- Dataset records
# # # # # # #
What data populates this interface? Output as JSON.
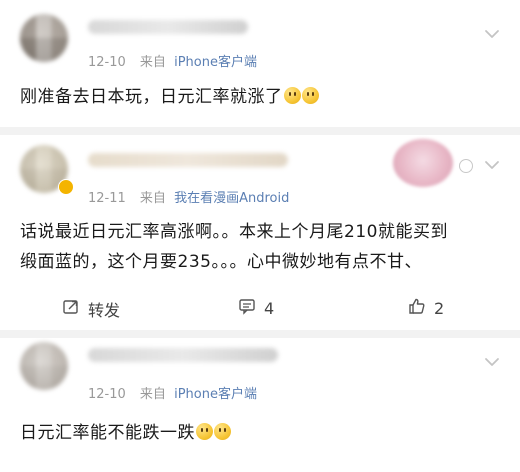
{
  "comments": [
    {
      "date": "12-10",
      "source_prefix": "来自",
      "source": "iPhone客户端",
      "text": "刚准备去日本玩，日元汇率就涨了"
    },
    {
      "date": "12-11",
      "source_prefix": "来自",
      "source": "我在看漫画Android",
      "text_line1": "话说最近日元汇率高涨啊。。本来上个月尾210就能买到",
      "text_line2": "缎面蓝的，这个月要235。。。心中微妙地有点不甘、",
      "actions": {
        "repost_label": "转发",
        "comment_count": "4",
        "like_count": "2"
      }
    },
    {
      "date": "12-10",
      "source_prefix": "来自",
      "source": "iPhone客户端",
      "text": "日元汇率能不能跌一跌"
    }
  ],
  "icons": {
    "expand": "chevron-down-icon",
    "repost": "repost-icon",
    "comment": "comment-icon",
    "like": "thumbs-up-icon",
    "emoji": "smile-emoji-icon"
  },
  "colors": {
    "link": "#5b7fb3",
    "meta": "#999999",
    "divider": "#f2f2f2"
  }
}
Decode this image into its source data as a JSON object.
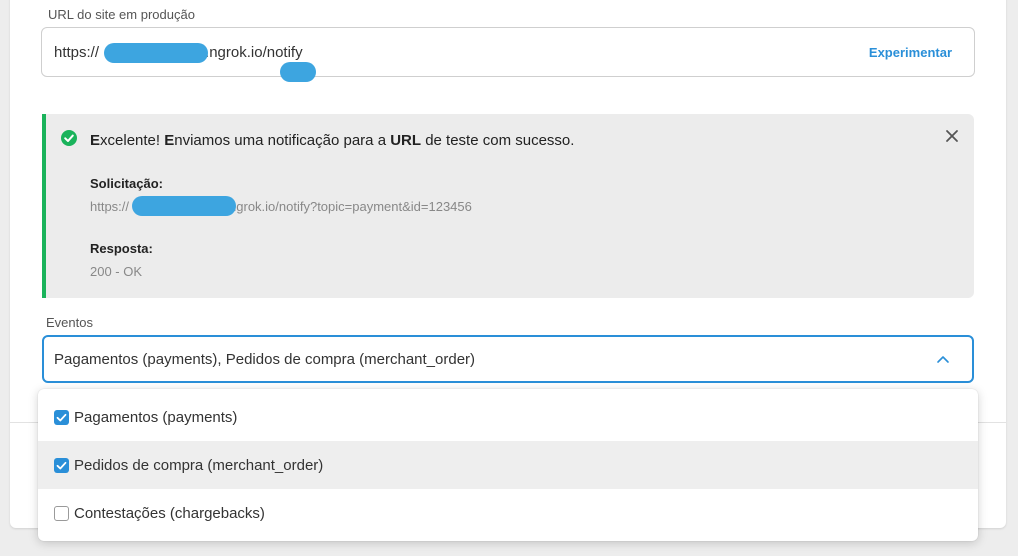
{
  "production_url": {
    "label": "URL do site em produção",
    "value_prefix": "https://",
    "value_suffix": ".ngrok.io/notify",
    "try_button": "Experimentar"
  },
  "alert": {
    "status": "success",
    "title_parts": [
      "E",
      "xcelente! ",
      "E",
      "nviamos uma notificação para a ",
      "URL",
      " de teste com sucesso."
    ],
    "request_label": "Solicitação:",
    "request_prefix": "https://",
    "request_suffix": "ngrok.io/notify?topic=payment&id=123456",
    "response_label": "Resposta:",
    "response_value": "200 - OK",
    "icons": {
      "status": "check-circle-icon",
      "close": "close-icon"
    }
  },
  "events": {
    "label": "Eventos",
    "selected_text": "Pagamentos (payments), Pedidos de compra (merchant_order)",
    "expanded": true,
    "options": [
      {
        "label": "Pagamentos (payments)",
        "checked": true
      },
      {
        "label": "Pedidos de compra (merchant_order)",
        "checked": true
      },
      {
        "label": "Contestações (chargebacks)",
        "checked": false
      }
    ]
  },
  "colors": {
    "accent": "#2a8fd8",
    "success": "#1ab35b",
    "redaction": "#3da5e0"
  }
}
# # # # # # #
- Stated goal
Pictures are to be left out; repeat all the remaining data exactly.

- Expected output
What data populates this interface? Output as JSON.
{
  "comments": [
    {
      "date": "12-10",
      "source_prefix": "来自",
      "source": "iPhone客户端",
      "text": "刚准备去日本玩，日元汇率就涨了"
    },
    {
      "date": "12-11",
      "source_prefix": "来自",
      "source": "我在看漫画Android",
      "text_line1": "话说最近日元汇率高涨啊。。本来上个月尾210就能买到",
      "text_line2": "缎面蓝的，这个月要235。。。心中微妙地有点不甘、",
      "actions": {
        "repost_label": "转发",
        "comment_count": "4",
        "like_count": "2"
      }
    },
    {
      "date": "12-10",
      "source_prefix": "来自",
      "source": "iPhone客户端",
      "text": "日元汇率能不能跌一跌"
    }
  ],
  "icons": {
    "expand": "chevron-down-icon",
    "repost": "repost-icon",
    "comment": "comment-icon",
    "like": "thumbs-up-icon",
    "emoji": "smile-emoji-icon"
  },
  "colors": {
    "link": "#5b7fb3",
    "meta": "#999999",
    "divider": "#f2f2f2"
  }
}
Decode this image into its source data as a JSON object.
{
  "production_url": {
    "label": "URL do site em produção",
    "value_prefix": "https://",
    "value_suffix": ".ngrok.io/notify",
    "try_button": "Experimentar"
  },
  "alert": {
    "status": "success",
    "title_parts": [
      "E",
      "xcelente! ",
      "E",
      "nviamos uma notificação para a ",
      "URL",
      " de teste com sucesso."
    ],
    "request_label": "Solicitação:",
    "request_prefix": "https://",
    "request_suffix": "ngrok.io/notify?topic=payment&id=123456",
    "response_label": "Resposta:",
    "response_value": "200 - OK",
    "icons": {
      "status": "check-circle-icon",
      "close": "close-icon"
    }
  },
  "events": {
    "label": "Eventos",
    "selected_text": "Pagamentos (payments), Pedidos de compra (merchant_order)",
    "expanded": true,
    "options": [
      {
        "label": "Pagamentos (payments)",
        "checked": true
      },
      {
        "label": "Pedidos de compra (merchant_order)",
        "checked": true
      },
      {
        "label": "Contestações (chargebacks)",
        "checked": false
      }
    ]
  },
  "colors": {
    "accent": "#2a8fd8",
    "success": "#1ab35b",
    "redaction": "#3da5e0"
  }
}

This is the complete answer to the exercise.